(Extracted records)
────────────────────────────────────────

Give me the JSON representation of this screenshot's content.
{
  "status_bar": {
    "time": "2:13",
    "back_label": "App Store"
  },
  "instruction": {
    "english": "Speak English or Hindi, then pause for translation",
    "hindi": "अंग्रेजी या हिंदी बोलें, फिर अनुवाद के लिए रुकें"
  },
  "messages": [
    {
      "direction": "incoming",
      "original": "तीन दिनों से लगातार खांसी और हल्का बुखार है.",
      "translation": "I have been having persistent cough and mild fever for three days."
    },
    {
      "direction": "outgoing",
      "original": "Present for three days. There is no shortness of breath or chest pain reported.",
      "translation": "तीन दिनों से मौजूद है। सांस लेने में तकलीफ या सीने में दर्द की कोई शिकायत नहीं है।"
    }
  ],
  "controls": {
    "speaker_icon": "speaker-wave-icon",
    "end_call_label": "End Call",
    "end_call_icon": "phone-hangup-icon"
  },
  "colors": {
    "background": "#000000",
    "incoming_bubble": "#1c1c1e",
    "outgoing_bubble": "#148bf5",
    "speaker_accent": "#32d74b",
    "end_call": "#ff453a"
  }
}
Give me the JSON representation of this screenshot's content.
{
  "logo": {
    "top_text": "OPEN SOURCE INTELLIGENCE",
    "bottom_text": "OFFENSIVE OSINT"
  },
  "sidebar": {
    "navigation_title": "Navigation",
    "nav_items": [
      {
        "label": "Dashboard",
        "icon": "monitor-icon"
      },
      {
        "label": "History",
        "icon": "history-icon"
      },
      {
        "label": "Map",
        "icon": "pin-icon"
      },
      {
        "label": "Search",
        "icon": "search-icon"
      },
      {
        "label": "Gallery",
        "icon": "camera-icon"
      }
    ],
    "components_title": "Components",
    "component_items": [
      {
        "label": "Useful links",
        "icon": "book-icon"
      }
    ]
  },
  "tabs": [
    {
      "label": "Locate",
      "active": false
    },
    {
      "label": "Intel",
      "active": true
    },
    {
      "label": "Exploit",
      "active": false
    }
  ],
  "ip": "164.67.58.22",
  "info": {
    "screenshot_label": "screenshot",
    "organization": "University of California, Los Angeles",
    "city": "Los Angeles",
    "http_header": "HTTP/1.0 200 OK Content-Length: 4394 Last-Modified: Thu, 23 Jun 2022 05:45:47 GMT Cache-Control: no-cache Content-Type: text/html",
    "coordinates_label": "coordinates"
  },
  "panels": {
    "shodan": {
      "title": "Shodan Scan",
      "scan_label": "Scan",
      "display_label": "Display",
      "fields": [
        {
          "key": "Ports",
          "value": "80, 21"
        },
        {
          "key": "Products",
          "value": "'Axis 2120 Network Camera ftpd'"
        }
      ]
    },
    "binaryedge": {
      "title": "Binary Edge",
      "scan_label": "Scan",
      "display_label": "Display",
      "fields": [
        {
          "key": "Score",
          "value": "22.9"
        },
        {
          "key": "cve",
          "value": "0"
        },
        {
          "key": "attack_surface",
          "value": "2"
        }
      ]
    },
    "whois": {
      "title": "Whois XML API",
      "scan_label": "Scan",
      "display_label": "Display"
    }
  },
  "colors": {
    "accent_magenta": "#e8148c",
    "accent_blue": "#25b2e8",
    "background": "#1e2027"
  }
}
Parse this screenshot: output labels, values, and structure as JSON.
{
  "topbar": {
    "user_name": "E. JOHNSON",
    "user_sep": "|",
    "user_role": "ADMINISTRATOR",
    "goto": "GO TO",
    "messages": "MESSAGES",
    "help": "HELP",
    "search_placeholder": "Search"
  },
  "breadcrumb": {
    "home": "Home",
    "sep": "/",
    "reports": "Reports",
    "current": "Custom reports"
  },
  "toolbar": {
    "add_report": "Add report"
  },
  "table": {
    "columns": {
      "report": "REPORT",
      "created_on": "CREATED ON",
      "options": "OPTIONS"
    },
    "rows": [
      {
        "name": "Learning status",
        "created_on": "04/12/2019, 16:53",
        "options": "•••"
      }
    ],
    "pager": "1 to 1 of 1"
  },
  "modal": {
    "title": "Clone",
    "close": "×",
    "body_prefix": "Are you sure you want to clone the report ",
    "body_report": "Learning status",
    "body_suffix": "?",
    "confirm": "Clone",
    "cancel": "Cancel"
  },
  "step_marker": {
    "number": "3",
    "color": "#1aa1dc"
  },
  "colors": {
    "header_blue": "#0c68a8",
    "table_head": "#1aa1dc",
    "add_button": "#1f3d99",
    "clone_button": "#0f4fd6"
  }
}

────────────────────────────────────────

Requirement »
Which lines in the data above contain "Angeles"? Show each one.

The completed task »
    "organization": "University of California, Los Angeles",
    "city": "Los Angeles",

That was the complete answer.